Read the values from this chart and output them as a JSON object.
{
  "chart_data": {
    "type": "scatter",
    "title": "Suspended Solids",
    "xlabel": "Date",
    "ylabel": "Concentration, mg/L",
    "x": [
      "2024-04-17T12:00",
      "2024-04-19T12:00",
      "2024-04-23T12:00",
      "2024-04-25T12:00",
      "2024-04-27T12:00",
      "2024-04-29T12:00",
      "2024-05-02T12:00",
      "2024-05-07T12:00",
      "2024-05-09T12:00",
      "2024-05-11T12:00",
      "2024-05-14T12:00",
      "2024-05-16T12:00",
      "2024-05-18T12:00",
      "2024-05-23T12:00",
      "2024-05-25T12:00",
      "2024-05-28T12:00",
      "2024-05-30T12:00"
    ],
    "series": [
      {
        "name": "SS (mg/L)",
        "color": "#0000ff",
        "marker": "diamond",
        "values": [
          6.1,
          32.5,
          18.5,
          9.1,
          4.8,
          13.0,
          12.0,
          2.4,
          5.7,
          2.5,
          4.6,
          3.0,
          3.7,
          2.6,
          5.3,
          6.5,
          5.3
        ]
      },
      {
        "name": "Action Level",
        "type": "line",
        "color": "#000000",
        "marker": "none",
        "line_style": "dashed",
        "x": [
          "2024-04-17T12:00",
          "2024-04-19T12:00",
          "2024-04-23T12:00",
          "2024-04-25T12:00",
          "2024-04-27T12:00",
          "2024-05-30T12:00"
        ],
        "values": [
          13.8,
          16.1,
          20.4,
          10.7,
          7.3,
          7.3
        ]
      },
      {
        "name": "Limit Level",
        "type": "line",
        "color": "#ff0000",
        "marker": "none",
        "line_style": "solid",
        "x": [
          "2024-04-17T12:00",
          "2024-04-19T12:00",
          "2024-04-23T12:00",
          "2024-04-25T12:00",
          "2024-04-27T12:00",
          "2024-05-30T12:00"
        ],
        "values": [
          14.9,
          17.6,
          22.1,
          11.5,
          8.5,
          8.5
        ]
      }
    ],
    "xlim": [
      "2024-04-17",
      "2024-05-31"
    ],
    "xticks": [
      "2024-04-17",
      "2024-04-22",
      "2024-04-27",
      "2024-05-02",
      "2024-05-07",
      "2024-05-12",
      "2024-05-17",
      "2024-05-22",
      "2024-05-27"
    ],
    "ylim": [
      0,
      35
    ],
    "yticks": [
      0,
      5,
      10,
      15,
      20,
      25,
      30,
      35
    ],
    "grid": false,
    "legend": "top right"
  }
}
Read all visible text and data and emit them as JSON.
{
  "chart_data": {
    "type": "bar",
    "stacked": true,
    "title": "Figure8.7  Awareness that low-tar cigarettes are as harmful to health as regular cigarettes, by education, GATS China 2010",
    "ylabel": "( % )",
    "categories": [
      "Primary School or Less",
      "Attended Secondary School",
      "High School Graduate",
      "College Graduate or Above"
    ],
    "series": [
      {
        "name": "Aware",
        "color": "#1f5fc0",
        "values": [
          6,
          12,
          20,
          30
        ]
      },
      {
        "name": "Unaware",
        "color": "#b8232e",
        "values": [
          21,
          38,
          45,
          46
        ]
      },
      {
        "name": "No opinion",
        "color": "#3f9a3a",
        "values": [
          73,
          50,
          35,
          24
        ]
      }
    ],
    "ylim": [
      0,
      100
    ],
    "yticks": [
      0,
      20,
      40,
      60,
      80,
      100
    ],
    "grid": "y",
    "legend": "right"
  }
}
○ ○ ○ ○ ○ ○ ○
(Task requirements) Write out the records above again, keeping each one identical to the original.

(Output for this exercise)
Read the values from this chart and output them as a JSON object.
{
  "chart_data": {
    "type": "scatter",
    "title": "Suspended Solids",
    "xlabel": "Date",
    "ylabel": "Concentration, mg/L",
    "x": [
      "2024-04-17T12:00",
      "2024-04-19T12:00",
      "2024-04-23T12:00",
      "2024-04-25T12:00",
      "2024-04-27T12:00",
      "2024-04-29T12:00",
      "2024-05-02T12:00",
      "2024-05-07T12:00",
      "2024-05-09T12:00",
      "2024-05-11T12:00",
      "2024-05-14T12:00",
      "2024-05-16T12:00",
      "2024-05-18T12:00",
      "2024-05-23T12:00",
      "2024-05-25T12:00",
      "2024-05-28T12:00",
      "2024-05-30T12:00"
    ],
    "series": [
      {
        "name": "SS (mg/L)",
        "color": "#0000ff",
        "marker": "diamond",
        "values": [
          6.1,
          32.5,
          18.5,
          9.1,
          4.8,
          13.0,
          12.0,
          2.4,
          5.7,
          2.5,
          4.6,
          3.0,
          3.7,
          2.6,
          5.3,
          6.5,
          5.3
        ]
      },
      {
        "name": "Action Level",
        "type": "line",
        "color": "#000000",
        "marker": "none",
        "line_style": "dashed",
        "x": [
          "2024-04-17T12:00",
          "2024-04-19T12:00",
          "2024-04-23T12:00",
          "2024-04-25T12:00",
          "2024-04-27T12:00",
          "2024-05-30T12:00"
        ],
        "values": [
          13.8,
          16.1,
          20.4,
          10.7,
          7.3,
          7.3
        ]
      },
      {
        "name": "Limit Level",
        "type": "line",
        "color": "#ff0000",
        "marker": "none",
        "line_style": "solid",
        "x": [
          "2024-04-17T12:00",
          "2024-04-19T12:00",
          "2024-04-23T12:00",
          "2024-04-25T12:00",
          "2024-04-27T12:00",
          "2024-05-30T12:00"
        ],
        "values": [
          14.9,
          17.6,
          22.1,
          11.5,
          8.5,
          8.5
        ]
      }
    ],
    "xlim": [
      "2024-04-17",
      "2024-05-31"
    ],
    "xticks": [
      "2024-04-17",
      "2024-04-22",
      "2024-04-27",
      "2024-05-02",
      "2024-05-07",
      "2024-05-12",
      "2024-05-17",
      "2024-05-22",
      "2024-05-27"
    ],
    "ylim": [
      0,
      35
    ],
    "yticks": [
      0,
      5,
      10,
      15,
      20,
      25,
      30,
      35
    ],
    "grid": false,
    "legend": "top right"
  }
}
Read all visible text and data and emit them as JSON.
{
  "chart_data": {
    "type": "bar",
    "stacked": true,
    "title": "Figure8.7  Awareness that low-tar cigarettes are as harmful to health as regular cigarettes, by education, GATS China 2010",
    "ylabel": "( % )",
    "categories": [
      "Primary School or Less",
      "Attended Secondary School",
      "High School Graduate",
      "College Graduate or Above"
    ],
    "series": [
      {
        "name": "Aware",
        "color": "#1f5fc0",
        "values": [
          6,
          12,
          20,
          30
        ]
      },
      {
        "name": "Unaware",
        "color": "#b8232e",
        "values": [
          21,
          38,
          45,
          46
        ]
      },
      {
        "name": "No opinion",
        "color": "#3f9a3a",
        "values": [
          73,
          50,
          35,
          24
        ]
      }
    ],
    "ylim": [
      0,
      100
    ],
    "yticks": [
      0,
      20,
      40,
      60,
      80,
      100
    ],
    "grid": "y",
    "legend": "right"
  }
}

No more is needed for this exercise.